WHAT TO PRODUCE
Lines that hold the word "text" should be located and copied.

SUPPLIED MATERIAL

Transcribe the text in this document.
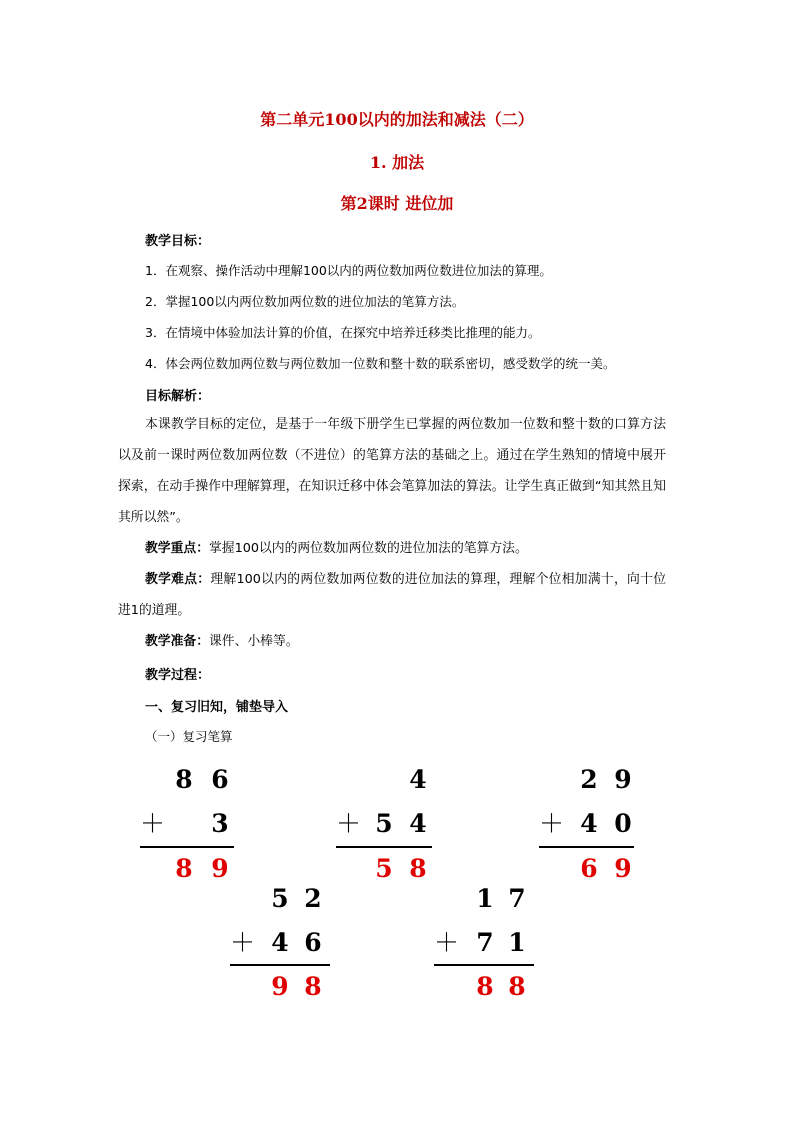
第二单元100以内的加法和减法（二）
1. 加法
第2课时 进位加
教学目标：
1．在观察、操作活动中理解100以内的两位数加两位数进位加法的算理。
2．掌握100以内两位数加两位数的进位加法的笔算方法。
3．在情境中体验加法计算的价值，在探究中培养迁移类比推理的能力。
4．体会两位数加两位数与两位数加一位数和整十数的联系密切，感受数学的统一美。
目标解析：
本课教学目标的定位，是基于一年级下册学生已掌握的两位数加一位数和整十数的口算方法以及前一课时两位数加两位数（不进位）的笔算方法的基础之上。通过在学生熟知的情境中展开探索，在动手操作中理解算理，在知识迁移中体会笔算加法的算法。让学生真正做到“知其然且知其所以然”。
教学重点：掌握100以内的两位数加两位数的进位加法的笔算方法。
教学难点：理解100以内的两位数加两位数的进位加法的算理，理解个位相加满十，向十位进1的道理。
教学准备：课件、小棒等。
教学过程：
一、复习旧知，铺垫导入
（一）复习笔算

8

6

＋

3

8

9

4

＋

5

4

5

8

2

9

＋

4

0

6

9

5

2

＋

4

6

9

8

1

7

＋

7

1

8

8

...

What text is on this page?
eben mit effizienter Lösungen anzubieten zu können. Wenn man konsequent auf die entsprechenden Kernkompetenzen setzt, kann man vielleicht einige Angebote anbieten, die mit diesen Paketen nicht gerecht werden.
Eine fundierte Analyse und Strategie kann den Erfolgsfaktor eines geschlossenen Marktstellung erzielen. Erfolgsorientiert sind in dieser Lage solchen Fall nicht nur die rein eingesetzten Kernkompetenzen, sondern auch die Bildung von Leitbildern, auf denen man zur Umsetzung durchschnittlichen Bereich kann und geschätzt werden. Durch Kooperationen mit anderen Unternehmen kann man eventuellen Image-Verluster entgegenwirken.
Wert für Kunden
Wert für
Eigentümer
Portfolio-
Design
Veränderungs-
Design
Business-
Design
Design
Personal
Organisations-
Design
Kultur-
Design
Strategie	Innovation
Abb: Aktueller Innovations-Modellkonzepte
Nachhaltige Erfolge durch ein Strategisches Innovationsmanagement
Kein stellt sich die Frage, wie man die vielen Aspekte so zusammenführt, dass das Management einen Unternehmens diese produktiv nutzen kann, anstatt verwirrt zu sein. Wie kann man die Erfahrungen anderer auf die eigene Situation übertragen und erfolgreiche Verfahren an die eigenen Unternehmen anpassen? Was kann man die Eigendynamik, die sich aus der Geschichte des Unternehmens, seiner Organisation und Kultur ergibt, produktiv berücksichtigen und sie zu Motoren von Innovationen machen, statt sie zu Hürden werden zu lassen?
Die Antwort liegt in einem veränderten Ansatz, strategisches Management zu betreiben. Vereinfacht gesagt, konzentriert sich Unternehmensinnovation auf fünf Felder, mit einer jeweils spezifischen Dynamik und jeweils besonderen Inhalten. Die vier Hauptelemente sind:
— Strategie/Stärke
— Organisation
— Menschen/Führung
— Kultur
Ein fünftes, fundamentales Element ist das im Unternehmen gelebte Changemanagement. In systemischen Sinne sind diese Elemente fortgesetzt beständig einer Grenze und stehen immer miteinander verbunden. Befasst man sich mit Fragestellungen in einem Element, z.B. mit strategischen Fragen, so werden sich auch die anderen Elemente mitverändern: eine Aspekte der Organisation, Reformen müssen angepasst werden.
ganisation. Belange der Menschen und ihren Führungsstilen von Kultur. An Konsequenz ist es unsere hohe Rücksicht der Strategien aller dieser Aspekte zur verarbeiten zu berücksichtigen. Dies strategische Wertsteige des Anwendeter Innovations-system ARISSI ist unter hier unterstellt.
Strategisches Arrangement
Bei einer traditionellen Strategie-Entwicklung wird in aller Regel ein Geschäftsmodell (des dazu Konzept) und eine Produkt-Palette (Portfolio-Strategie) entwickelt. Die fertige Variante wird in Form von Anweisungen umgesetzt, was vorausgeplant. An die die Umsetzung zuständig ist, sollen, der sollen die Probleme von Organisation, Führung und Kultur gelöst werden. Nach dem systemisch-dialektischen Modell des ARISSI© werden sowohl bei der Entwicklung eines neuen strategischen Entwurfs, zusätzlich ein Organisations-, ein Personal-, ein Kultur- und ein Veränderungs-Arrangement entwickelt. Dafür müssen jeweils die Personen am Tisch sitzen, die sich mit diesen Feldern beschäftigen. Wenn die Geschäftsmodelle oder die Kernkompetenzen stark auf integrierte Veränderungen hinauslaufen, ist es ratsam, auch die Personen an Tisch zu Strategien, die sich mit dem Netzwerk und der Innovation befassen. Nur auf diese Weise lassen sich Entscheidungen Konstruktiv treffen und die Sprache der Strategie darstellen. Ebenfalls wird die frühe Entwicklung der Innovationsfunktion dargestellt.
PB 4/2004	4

THE SOLUTION
Transcribe the text in this document.
What text is on this page?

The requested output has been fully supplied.